Data items
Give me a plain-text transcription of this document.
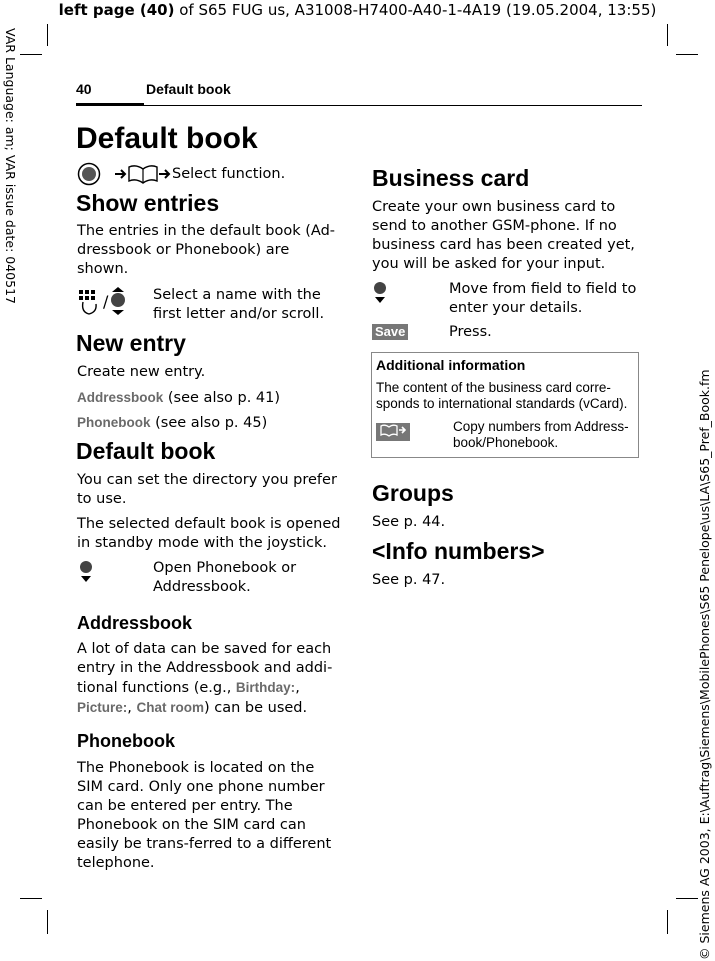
left page (40) of S65 FUG us, A31008-H7400-A40-1-4A19 (19.05.2004, 13:55)
VAR Language: am; VAR issue date: 040517
© Siemens AG 2003, E:\Auftrag\Siemens\MobilePhones\S65 Penelope\us\LA\S65_Pref_Book.fm
40	Default book
Default book
Select function.
Show entries

The entries in the default book (Ad-dressbook or Phonebook) are shown.

/	Select a name with the first letter and/or scroll.

New entry

Create new entry.

Addressbook (see also p. 41)

Phonebook (see also p. 45)

Default book

You can set the directory you prefer to use.

The selected default book is opened in standby mode with the joystick.

Open Phonebook or Addressbook.

Addressbook

A lot of data can be saved for each entry in the Addressbook and addi-tional functions (e.g., Birthday:, Picture:, Chat room) can be used.

Phonebook

The Phonebook is located on the SIM card. Only one phone number can be entered per entry. The Phonebook on the SIM card can easily be trans-ferred to a different telephone.

Business card

Create your own business card to send to another GSM-phone. If no business card has been created yet, you will be asked for your input.

Move from field to field to enter your details.

Save	Press.

Additional information
The content of the business card corre-sponds to international standards (vCard).
Copy numbers from Address-book/Phonebook.
Groups

See p. 44.

<Info numbers>

See p. 47.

Task instructions:
Reproduce the records verbatim, omitting all images they contain.

Response:
Give me a plain-text transcription of this document.
left page (40) of S65 FUG us, A31008-H7400-A40-1-4A19 (19.05.2004, 13:55)
VAR Language: am; VAR issue date: 040517
© Siemens AG 2003, E:\Auftrag\Siemens\MobilePhones\S65 Penelope\us\LA\S65_Pref_Book.fm
40	Default book
Default book
Select function.
Show entries

The entries in the default book (Ad-dressbook or Phonebook) are shown.

/	Select a name with the first letter and/or scroll.

New entry

Create new entry.

Addressbook (see also p. 41)

Phonebook (see also p. 45)

Default book

You can set the directory you prefer to use.

The selected default book is opened in standby mode with the joystick.

Open Phonebook or Addressbook.

Addressbook

A lot of data can be saved for each entry in the Addressbook and addi-tional functions (e.g., Birthday:, Picture:, Chat room) can be used.

Phonebook

The Phonebook is located on the SIM card. Only one phone number can be entered per entry. The Phonebook on the SIM card can easily be trans-ferred to a different telephone.

Business card

Create your own business card to send to another GSM-phone. If no business card has been created yet, you will be asked for your input.

Move from field to field to enter your details.

Save	Press.

Additional information
The content of the business card corre-sponds to international standards (vCard).
Copy numbers from Address-book/Phonebook.
Groups

See p. 44.

<Info numbers>

See p. 47.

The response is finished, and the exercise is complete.